Chief among the new open source pragmatists was Eric S. Raymond. Raymond, who wrote The New Hacker’s Dictionary back in 1990 and subsequently became something of an anthropologist of hacker culture, has been a major player in the present-day open source movement. In addition to writing software, Raymond had been writing for years about open source history and philosophy. His 1997 essay, “The Cathedral and the Bazaar,” was very well received by the developer community and fueled wider interest in open source. In that essay, Raymond compares the typical commercial development method of the cathedral (where many organized master masons gradually construct a pre-planned and religiously awesome monolith) to the bazaar of Linux (where many apparently unorganized bricklayers build a fluid market of ideas and sustainable growth, which gradually becomes an unstoppable force).
In January of 1998 came the open source equivalent of “the shot heard ‘round the world.” Netscape announced that it would release the source code for its client product line, and CEO Jim Barksdale credited Raymond with being the “fundamental inspiration” for the decision. In the wake of this event, and the additional media interest generated by the March 1998 O’Reilly Free Software Summit, which brought 20 open source leaders together, Raymond effectively became the media spokesman for the movement. Gregarious and media-savvy, Raymond was the personality the media sought out to explain what this open source stuff was all about.
Raymond and others in the open source community were pleased by Netscape’s announcement and the media attention, but they wanted to be sure that they took full advantage of this moment in history. They wanted to see more corporations release source code and use open source programs within their own products. They felt that the future of open source programming would be in peril if the outside world continued to regard the open source movement as anticommercial.
One obstacle to commercial coexistence with open source in the past was the type of licensing attached to open source software. Back in the 1980s, corporations that wanted to use GNU Emacs and other tools from the Free Software Foundation were stymied by the rigorous GNU Public License. That legal document was a major impediment to official corporate adoption of GNU software. The new open source movement (which was starting to coalesce into the Open Source Initiative, OSI) wanted to find a way to protect open source software, while giving the corporate world some incentive to use and add to the pool of open source software.

_SET PROBLEM:_ Output the passage on Eric Raymond and the open source movement verbatim, from "Raymond and others" up to and including "movement as anticommercial.".

_STORED DATA:_
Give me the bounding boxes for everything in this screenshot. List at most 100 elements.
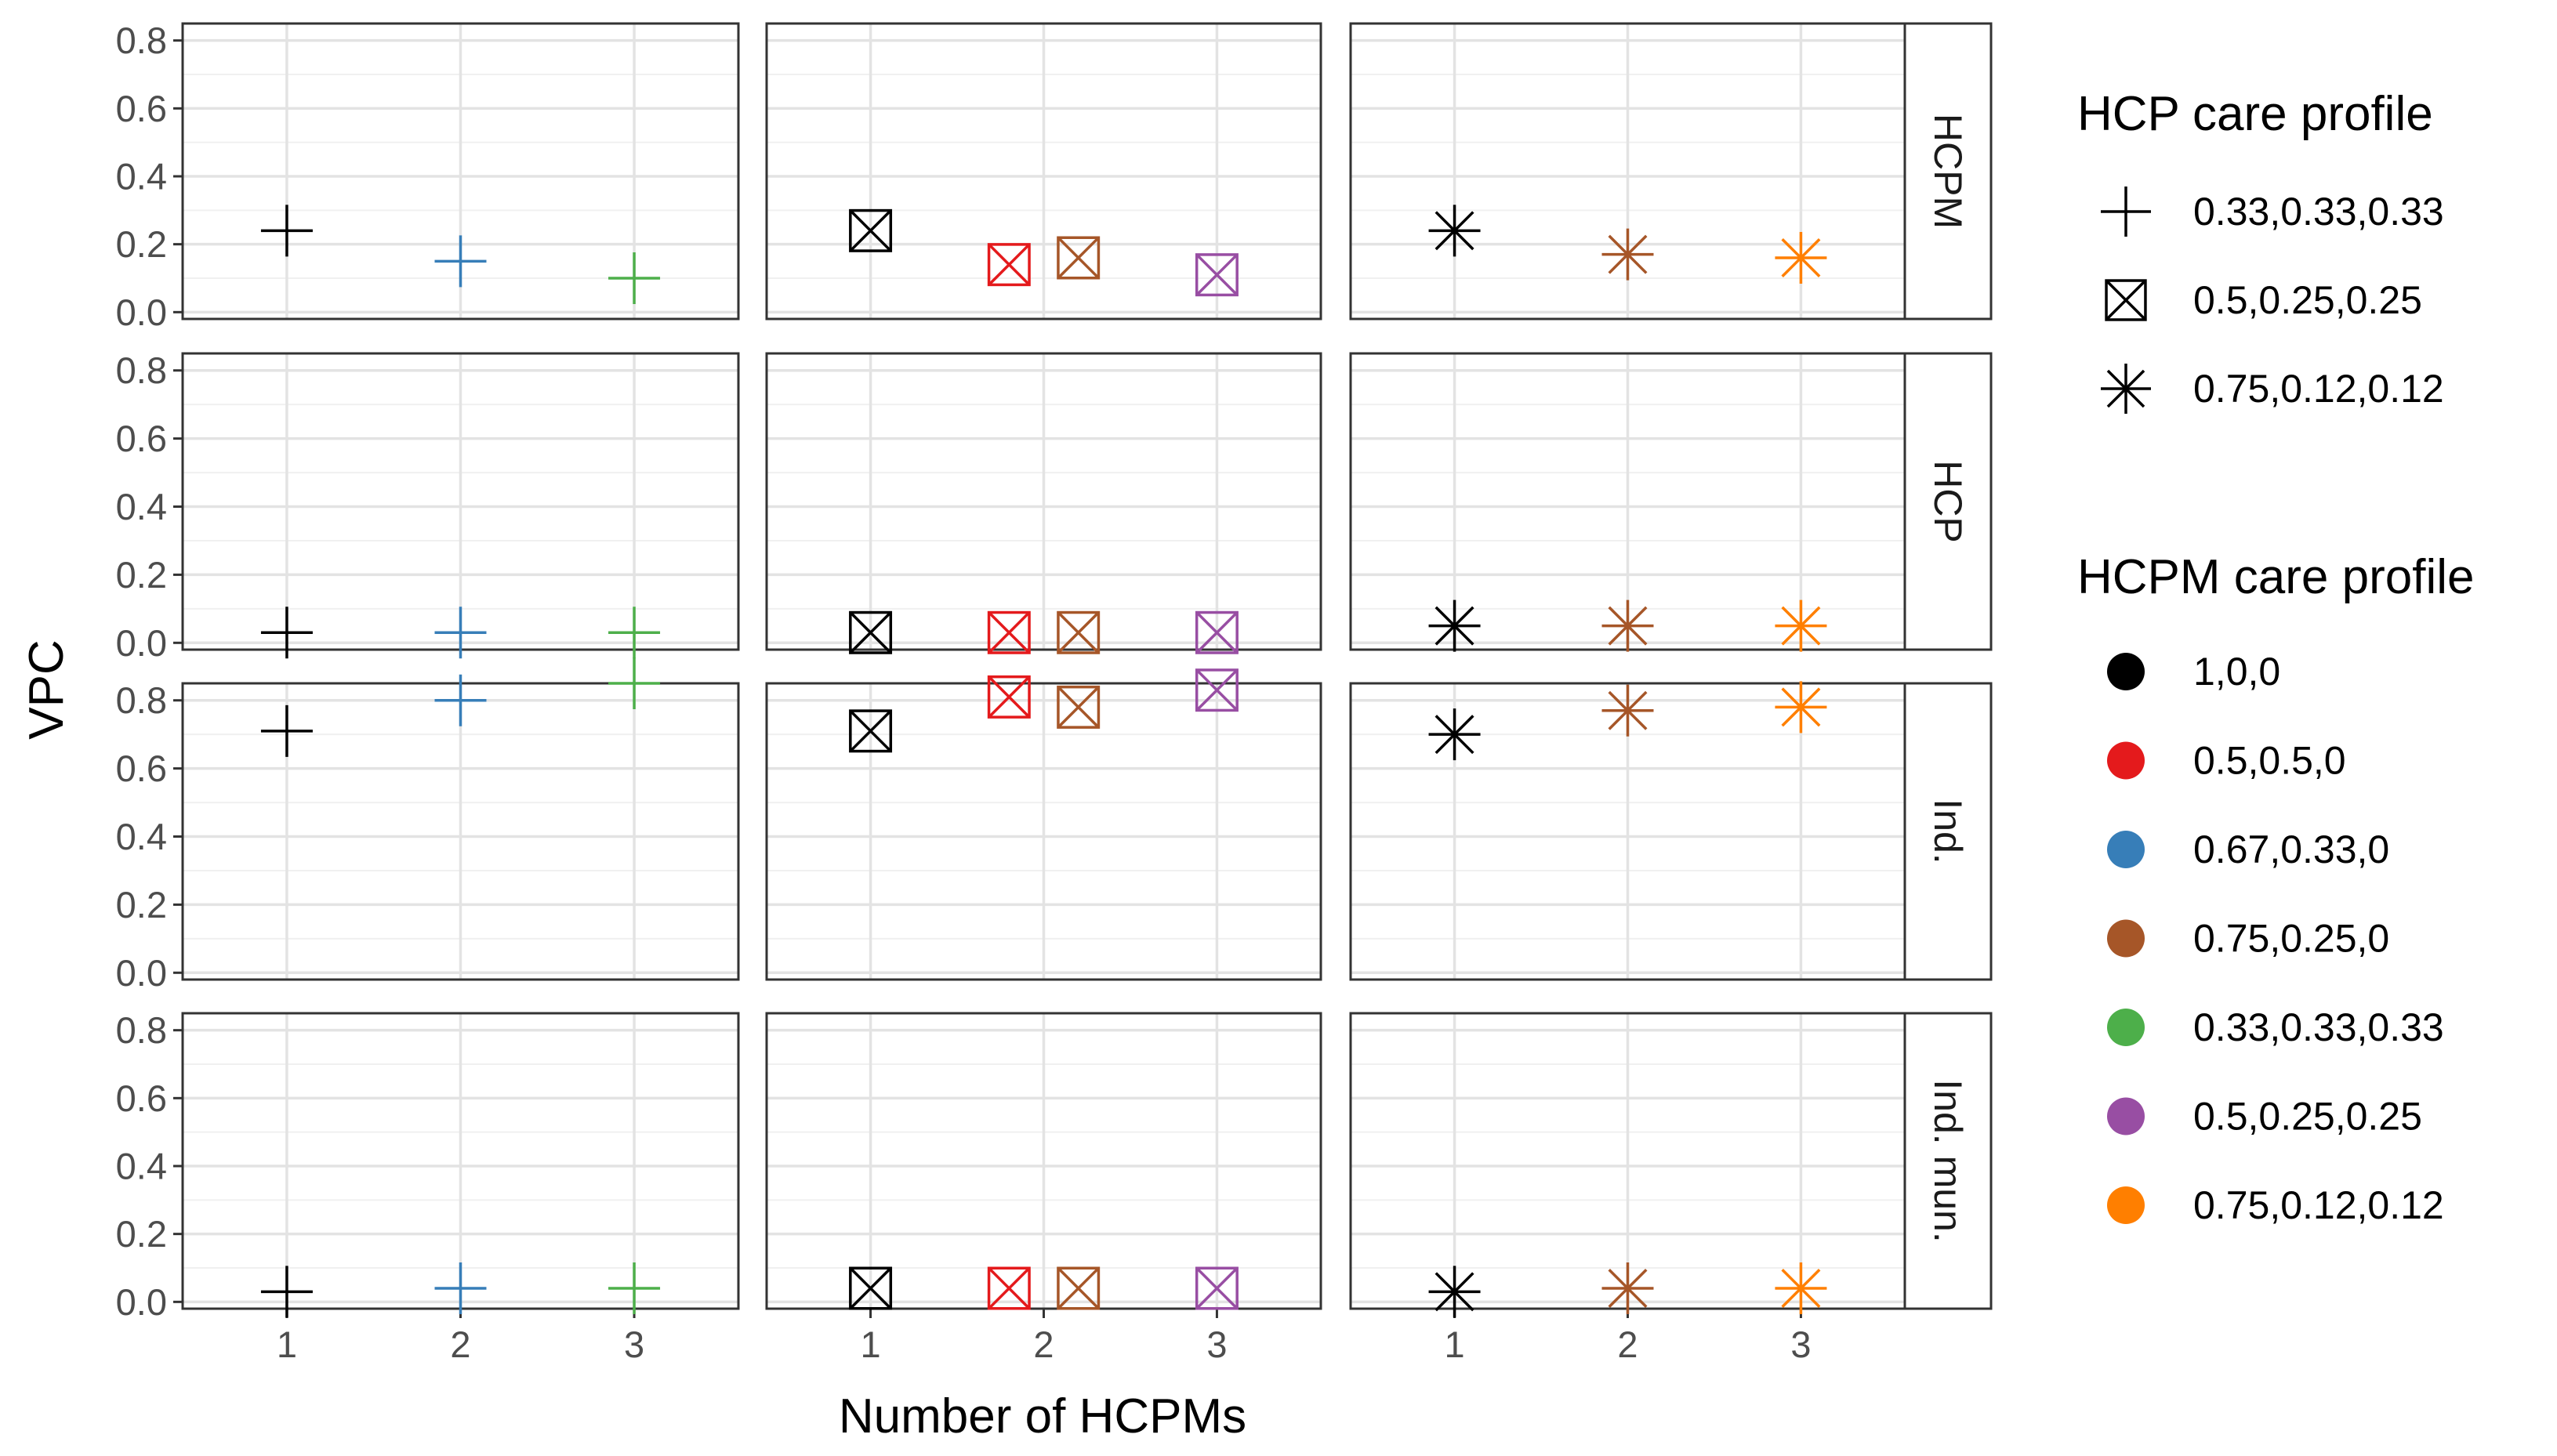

_SOLUTION TO THIS PROBLEM:_
Raymond and others in the open source community were pleased by Netscape’s announcement and the media attention, but they wanted to be sure that they took full advantage of this moment in history. They wanted to see more corporations release source code and use open source programs within their own products. They felt that the future of open source programming would be in peril if the outside world continued to regard the open source movement as anticommercial.